* _Qué se pide_: Prolonga el fragmento sobre el hallazgo del cuerpo de Raúl Araldi a partir de su última oración.

* _Fragmento del documento_:
•••••
El cuerpo de Raúl Araldi fue hallado por el EAAF en Tucumán. “Estuve en shock hasta que me pude formar en la cabeza que esa persona que era mi familia, mi papá, dejó de ser un relato para volverse carne”, explica Fernando.
Durante casi 38 años para Fernando la vida estuvo compuesta de relatos escuetos, algunas fotos y deducciones sobre quiénes fueron sus padres, Raúl Araldi y Diana Oesterheld, sus tres tías, y su abuelo, el escritor e historietista Héctor Oesterheld. De chico, pasó por la etapa de
creerlos muertos en un accidente. Cerca de los nueve años empezó a entender que habían sido militantes políticos, que entre otros miles terminaron desaparecidos. Llegó a tener la certeza, tiempo después, de que a su papá lo habían asesinado. Saberlo era un paradójico alivio que resume en esta frase: “por suerte lo mataron”. Tal como estaba dada la historia, nunca imaginó que existiría alguna vez la posibilidad de pensar a su familia de otra forma que no fuera “de- saparecida”. Pero un día, no hace mucho, todo cambió, y se transformaron su vida y su lugar en el mundo. Fue el reencuentro con el cuerpo de su papá, eso fue. Hallado casi íntegro en un cementerio municipal de Tucumán. Primero se sintió “en shock”, después le pareció que por fin conocía a su viejo, se contactó con los amigos de su infancia y juventud, hasta que se decidió a enterrarlo rodeado de todos ellos en el cementerio de la Chacarita, un acontecimiento que vivió –paradójicamente– como si fuera una fiesta.
•••••
* _Extracto de datos_:
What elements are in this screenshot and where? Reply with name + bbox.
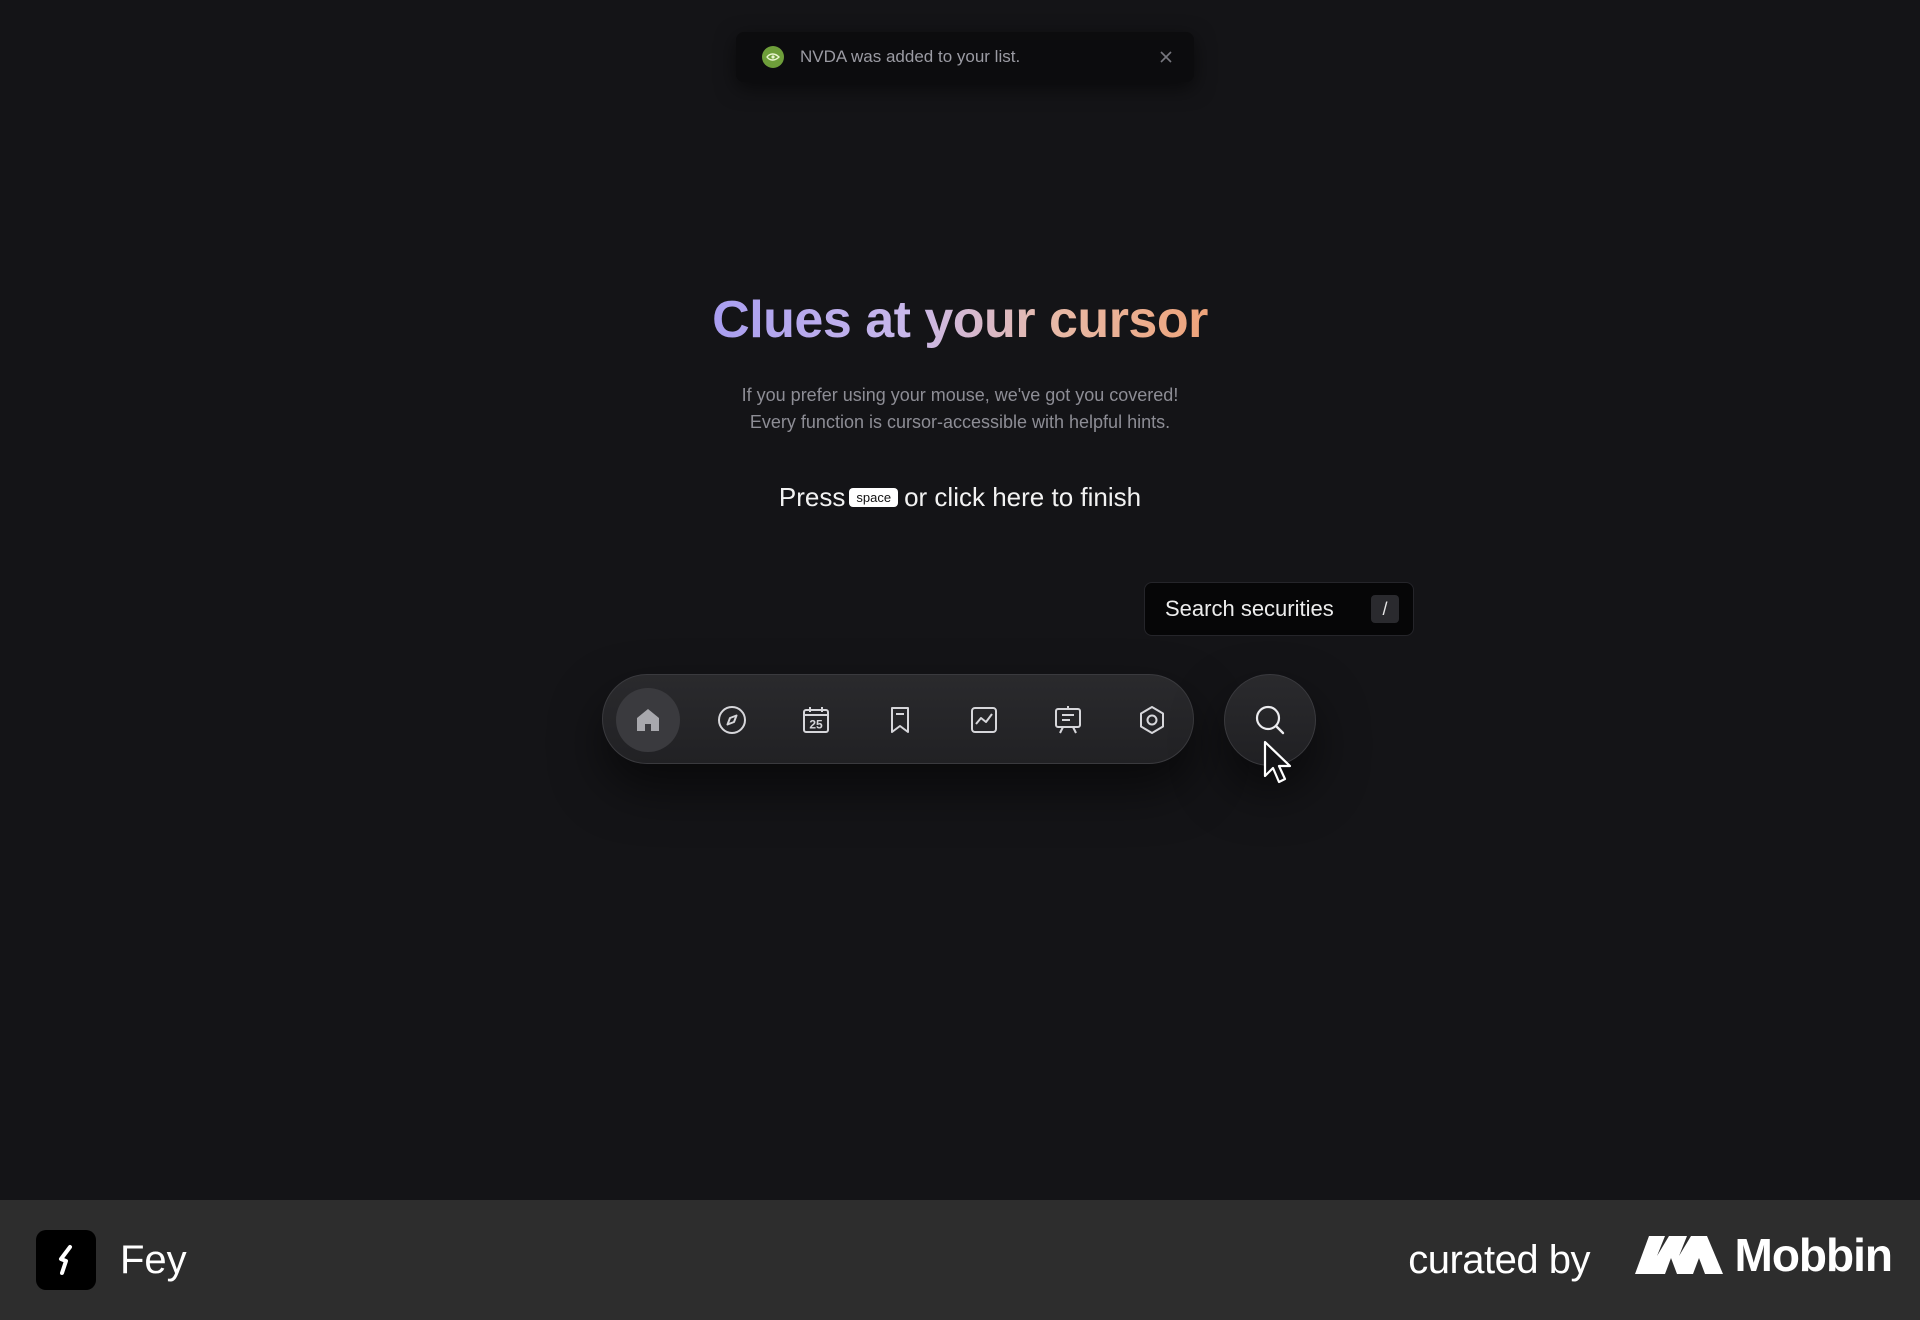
•••••
* _Resultado_:
Fernando Araldi Oesterheld es flaquito y enérgico. Escribe poesía y es fotógrafo. Como vivió muchos años con sus abuelos paternos dice que estuvo “en una nebulosa de sentirme siempre nieto, en esa condición, y de repente, cuando aparecieron los restos de mi papá, me sentí hijo, mucho más hijo que nunca. Ojalá encontraran también a mi vieja, y al resto de mi familia. Siempre mi vida fue así: tengo tías pero no las tengo, tengo abuelo pero no lo tengo, soy hijo pero no soy, tengo un hermano pero tampoco lo conozco. Todo medio en el aire, y de repente esto me puso en mi lugar”.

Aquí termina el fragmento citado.